▸ Task requirements
Make an exact copy of the data below, leaving out every picture.

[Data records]
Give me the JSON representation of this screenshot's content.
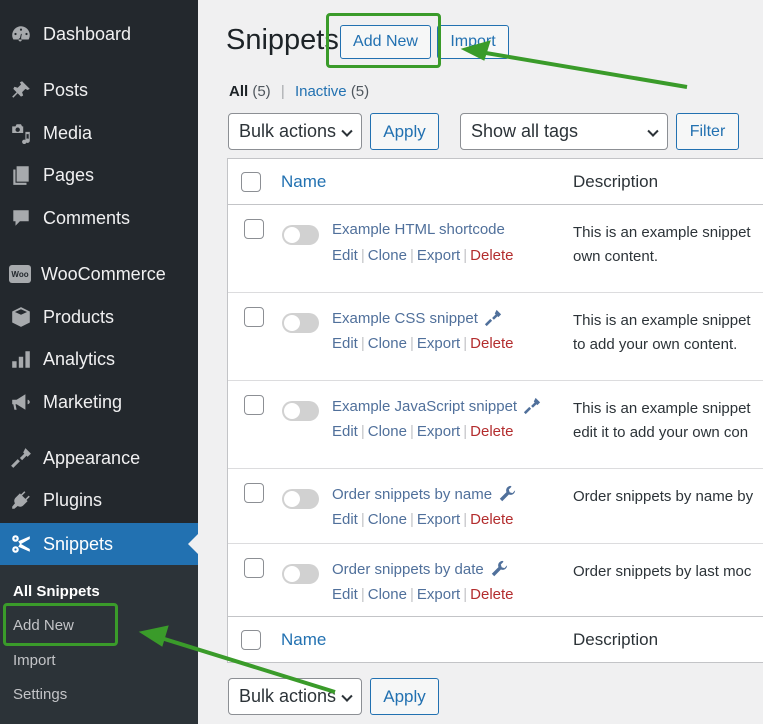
{
  "sidebar": {
    "items": [
      {
        "label": "Dashboard",
        "icon": "dashboard-icon"
      },
      {
        "label": "Posts",
        "icon": "pushpin-icon"
      },
      {
        "label": "Media",
        "icon": "media-icon"
      },
      {
        "label": "Pages",
        "icon": "pages-icon"
      },
      {
        "label": "Comments",
        "icon": "comment-bubble-icon"
      },
      {
        "label": "WooCommerce",
        "icon": "woo-icon"
      },
      {
        "label": "Products",
        "icon": "box-icon"
      },
      {
        "label": "Analytics",
        "icon": "bar-chart-icon"
      },
      {
        "label": "Marketing",
        "icon": "megaphone-icon"
      },
      {
        "label": "Appearance",
        "icon": "paintbrush-icon"
      },
      {
        "label": "Plugins",
        "icon": "plug-icon"
      },
      {
        "label": "Snippets",
        "icon": "scissors-icon",
        "active": true
      }
    ],
    "woo_icon_text": "Woo",
    "submenu": [
      {
        "label": "All Snippets",
        "current": true
      },
      {
        "label": "Add New"
      },
      {
        "label": "Import"
      },
      {
        "label": "Settings"
      }
    ]
  },
  "header": {
    "title": "Snippets",
    "add_new_label": "Add New",
    "import_label": "Import"
  },
  "filters": {
    "all_label": "All",
    "all_count": "(5)",
    "inactive_label": "Inactive",
    "inactive_count": "(5)"
  },
  "tablenav_top": {
    "bulk_actions": "Bulk actions",
    "apply_label": "Apply",
    "tags_select": "Show all tags",
    "filter_label": "Filter"
  },
  "tablenav_bottom": {
    "bulk_actions": "Bulk actions",
    "apply_label": "Apply"
  },
  "table": {
    "columns": {
      "name": "Name",
      "description": "Description"
    },
    "row_actions": {
      "edit": "Edit",
      "clone": "Clone",
      "export": "Export",
      "delete": "Delete",
      "separator": "|"
    },
    "rows": [
      {
        "name": "Example HTML shortcode",
        "type_icon": "",
        "desc_line1": "This is an example snippet",
        "desc_line2": "own content.",
        "active": false
      },
      {
        "name": "Example CSS snippet",
        "type_icon": "paintbrush-icon",
        "desc_line1": "This is an example snippet",
        "desc_line2": "to add your own content.",
        "active": false
      },
      {
        "name": "Example JavaScript snippet",
        "type_icon": "paintbrush-icon",
        "desc_line1": "This is an example snippet",
        "desc_line2": "edit it to add your own con",
        "active": false
      },
      {
        "name": "Order snippets by name",
        "type_icon": "wrench-icon",
        "desc_line1": "Order snippets by name by",
        "desc_line2": "",
        "active": false
      },
      {
        "name": "Order snippets by date",
        "type_icon": "wrench-icon",
        "desc_line1": "Order snippets by last moc",
        "desc_line2": "",
        "active": false
      }
    ]
  },
  "annotations": {
    "highlight_color": "#3a9b2a",
    "highlighted": [
      "Add New (header)",
      "Add New (submenu)"
    ]
  }
}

▸ Problem solution
Give me the JSON representation of this screenshot's content.
{
  "sidebar": {
    "items": [
      {
        "label": "Dashboard",
        "icon": "dashboard-icon"
      },
      {
        "label": "Posts",
        "icon": "pushpin-icon"
      },
      {
        "label": "Media",
        "icon": "media-icon"
      },
      {
        "label": "Pages",
        "icon": "pages-icon"
      },
      {
        "label": "Comments",
        "icon": "comment-bubble-icon"
      },
      {
        "label": "WooCommerce",
        "icon": "woo-icon"
      },
      {
        "label": "Products",
        "icon": "box-icon"
      },
      {
        "label": "Analytics",
        "icon": "bar-chart-icon"
      },
      {
        "label": "Marketing",
        "icon": "megaphone-icon"
      },
      {
        "label": "Appearance",
        "icon": "paintbrush-icon"
      },
      {
        "label": "Plugins",
        "icon": "plug-icon"
      },
      {
        "label": "Snippets",
        "icon": "scissors-icon",
        "active": true
      }
    ],
    "woo_icon_text": "Woo",
    "submenu": [
      {
        "label": "All Snippets",
        "current": true
      },
      {
        "label": "Add New"
      },
      {
        "label": "Import"
      },
      {
        "label": "Settings"
      }
    ]
  },
  "header": {
    "title": "Snippets",
    "add_new_label": "Add New",
    "import_label": "Import"
  },
  "filters": {
    "all_label": "All",
    "all_count": "(5)",
    "inactive_label": "Inactive",
    "inactive_count": "(5)"
  },
  "tablenav_top": {
    "bulk_actions": "Bulk actions",
    "apply_label": "Apply",
    "tags_select": "Show all tags",
    "filter_label": "Filter"
  },
  "tablenav_bottom": {
    "bulk_actions": "Bulk actions",
    "apply_label": "Apply"
  },
  "table": {
    "columns": {
      "name": "Name",
      "description": "Description"
    },
    "row_actions": {
      "edit": "Edit",
      "clone": "Clone",
      "export": "Export",
      "delete": "Delete",
      "separator": "|"
    },
    "rows": [
      {
        "name": "Example HTML shortcode",
        "type_icon": "",
        "desc_line1": "This is an example snippet",
        "desc_line2": "own content.",
        "active": false
      },
      {
        "name": "Example CSS snippet",
        "type_icon": "paintbrush-icon",
        "desc_line1": "This is an example snippet",
        "desc_line2": "to add your own content.",
        "active": false
      },
      {
        "name": "Example JavaScript snippet",
        "type_icon": "paintbrush-icon",
        "desc_line1": "This is an example snippet",
        "desc_line2": "edit it to add your own con",
        "active": false
      },
      {
        "name": "Order snippets by name",
        "type_icon": "wrench-icon",
        "desc_line1": "Order snippets by name by",
        "desc_line2": "",
        "active": false
      },
      {
        "name": "Order snippets by date",
        "type_icon": "wrench-icon",
        "desc_line1": "Order snippets by last moc",
        "desc_line2": "",
        "active": false
      }
    ]
  },
  "annotations": {
    "highlight_color": "#3a9b2a",
    "highlighted": [
      "Add New (header)",
      "Add New (submenu)"
    ]
  }
}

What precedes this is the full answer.